### TASK REQUIREMENTS:
Print the data that follows exactly.

-*-

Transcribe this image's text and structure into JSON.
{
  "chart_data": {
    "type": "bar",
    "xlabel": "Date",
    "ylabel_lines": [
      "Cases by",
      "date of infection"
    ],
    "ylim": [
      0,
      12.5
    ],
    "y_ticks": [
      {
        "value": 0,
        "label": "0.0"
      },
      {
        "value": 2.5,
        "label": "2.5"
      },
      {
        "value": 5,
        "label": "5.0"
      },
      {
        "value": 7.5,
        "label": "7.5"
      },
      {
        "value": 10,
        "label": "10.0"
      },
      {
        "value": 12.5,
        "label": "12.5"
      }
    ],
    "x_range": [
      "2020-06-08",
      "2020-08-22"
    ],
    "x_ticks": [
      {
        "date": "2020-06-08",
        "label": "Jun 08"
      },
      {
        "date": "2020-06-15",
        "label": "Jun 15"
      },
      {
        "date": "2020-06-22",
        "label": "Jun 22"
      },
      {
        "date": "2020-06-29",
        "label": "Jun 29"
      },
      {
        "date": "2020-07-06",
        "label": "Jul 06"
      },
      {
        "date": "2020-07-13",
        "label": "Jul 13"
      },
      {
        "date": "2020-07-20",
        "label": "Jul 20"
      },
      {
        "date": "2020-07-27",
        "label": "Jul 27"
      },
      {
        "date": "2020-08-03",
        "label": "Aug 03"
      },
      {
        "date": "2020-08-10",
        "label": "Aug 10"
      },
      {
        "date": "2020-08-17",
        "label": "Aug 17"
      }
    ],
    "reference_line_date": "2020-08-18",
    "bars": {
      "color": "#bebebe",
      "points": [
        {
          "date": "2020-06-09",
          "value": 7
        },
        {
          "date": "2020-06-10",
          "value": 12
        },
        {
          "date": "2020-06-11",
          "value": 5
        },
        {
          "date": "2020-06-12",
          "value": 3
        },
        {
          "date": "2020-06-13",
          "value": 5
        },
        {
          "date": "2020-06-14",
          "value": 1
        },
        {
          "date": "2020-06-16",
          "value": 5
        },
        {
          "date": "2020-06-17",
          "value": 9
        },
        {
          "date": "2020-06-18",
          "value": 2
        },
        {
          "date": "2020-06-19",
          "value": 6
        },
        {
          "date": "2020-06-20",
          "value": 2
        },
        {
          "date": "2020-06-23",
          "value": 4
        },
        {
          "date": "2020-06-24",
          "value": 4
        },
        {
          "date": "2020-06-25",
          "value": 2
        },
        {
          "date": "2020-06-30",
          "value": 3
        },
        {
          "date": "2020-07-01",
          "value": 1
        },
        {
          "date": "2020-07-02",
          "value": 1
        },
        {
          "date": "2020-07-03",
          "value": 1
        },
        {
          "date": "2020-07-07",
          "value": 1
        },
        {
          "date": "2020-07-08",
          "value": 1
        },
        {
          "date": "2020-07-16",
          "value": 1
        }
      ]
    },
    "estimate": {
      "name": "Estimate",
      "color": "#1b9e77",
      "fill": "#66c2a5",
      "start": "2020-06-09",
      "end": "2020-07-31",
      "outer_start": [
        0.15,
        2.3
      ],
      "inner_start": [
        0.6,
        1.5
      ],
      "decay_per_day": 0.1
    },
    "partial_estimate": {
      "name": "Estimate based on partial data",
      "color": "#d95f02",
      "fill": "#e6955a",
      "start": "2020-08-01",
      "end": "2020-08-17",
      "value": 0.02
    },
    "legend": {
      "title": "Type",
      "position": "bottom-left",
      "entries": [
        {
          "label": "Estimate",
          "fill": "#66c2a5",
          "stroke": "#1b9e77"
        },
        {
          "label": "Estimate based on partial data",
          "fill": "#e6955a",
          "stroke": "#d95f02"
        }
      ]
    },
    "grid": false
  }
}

-*-

### REPLY TO THE EXERCISE:
Transcribe this image's text and structure into JSON.
{
  "chart_data": {
    "type": "bar",
    "xlabel": "Date",
    "ylabel_lines": [
      "Cases by",
      "date of infection"
    ],
    "ylim": [
      0,
      12.5
    ],
    "y_ticks": [
      {
        "value": 0,
        "label": "0.0"
      },
      {
        "value": 2.5,
        "label": "2.5"
      },
      {
        "value": 5,
        "label": "5.0"
      },
      {
        "value": 7.5,
        "label": "7.5"
      },
      {
        "value": 10,
        "label": "10.0"
      },
      {
        "value": 12.5,
        "label": "12.5"
      }
    ],
    "x_range": [
      "2020-06-08",
      "2020-08-22"
    ],
    "x_ticks": [
      {
        "date": "2020-06-08",
        "label": "Jun 08"
      },
      {
        "date": "2020-06-15",
        "label": "Jun 15"
      },
      {
        "date": "2020-06-22",
        "label": "Jun 22"
      },
      {
        "date": "2020-06-29",
        "label": "Jun 29"
      },
      {
        "date": "2020-07-06",
        "label": "Jul 06"
      },
      {
        "date": "2020-07-13",
        "label": "Jul 13"
      },
      {
        "date": "2020-07-20",
        "label": "Jul 20"
      },
      {
        "date": "2020-07-27",
        "label": "Jul 27"
      },
      {
        "date": "2020-08-03",
        "label": "Aug 03"
      },
      {
        "date": "2020-08-10",
        "label": "Aug 10"
      },
      {
        "date": "2020-08-17",
        "label": "Aug 17"
      }
    ],
    "reference_line_date": "2020-08-18",
    "bars": {
      "color": "#bebebe",
      "points": [
        {
          "date": "2020-06-09",
          "value": 7
        },
        {
          "date": "2020-06-10",
          "value": 12
        },
        {
          "date": "2020-06-11",
          "value": 5
        },
        {
          "date": "2020-06-12",
          "value": 3
        },
        {
          "date": "2020-06-13",
          "value": 5
        },
        {
          "date": "2020-06-14",
          "value": 1
        },
        {
          "date": "2020-06-16",
          "value": 5
        },
        {
          "date": "2020-06-17",
          "value": 9
        },
        {
          "date": "2020-06-18",
          "value": 2
        },
        {
          "date": "2020-06-19",
          "value": 6
        },
        {
          "date": "2020-06-20",
          "value": 2
        },
        {
          "date": "2020-06-23",
          "value": 4
        },
        {
          "date": "2020-06-24",
          "value": 4
        },
        {
          "date": "2020-06-25",
          "value": 2
        },
        {
          "date": "2020-06-30",
          "value": 3
        },
        {
          "date": "2020-07-01",
          "value": 1
        },
        {
          "date": "2020-07-02",
          "value": 1
        },
        {
          "date": "2020-07-03",
          "value": 1
        },
        {
          "date": "2020-07-07",
          "value": 1
        },
        {
          "date": "2020-07-08",
          "value": 1
        },
        {
          "date": "2020-07-16",
          "value": 1
        }
      ]
    },
    "estimate": {
      "name": "Estimate",
      "color": "#1b9e77",
      "fill": "#66c2a5",
      "start": "2020-06-09",
      "end": "2020-07-31",
      "outer_start": [
        0.15,
        2.3
      ],
      "inner_start": [
        0.6,
        1.5
      ],
      "decay_per_day": 0.1
    },
    "partial_estimate": {
      "name": "Estimate based on partial data",
      "color": "#d95f02",
      "fill": "#e6955a",
      "start": "2020-08-01",
      "end": "2020-08-17",
      "value": 0.02
    },
    "legend": {
      "title": "Type",
      "position": "bottom-left",
      "entries": [
        {
          "label": "Estimate",
          "fill": "#66c2a5",
          "stroke": "#1b9e77"
        },
        {
          "label": "Estimate based on partial data",
          "fill": "#e6955a",
          "stroke": "#d95f02"
        }
      ]
    },
    "grid": false
  }
}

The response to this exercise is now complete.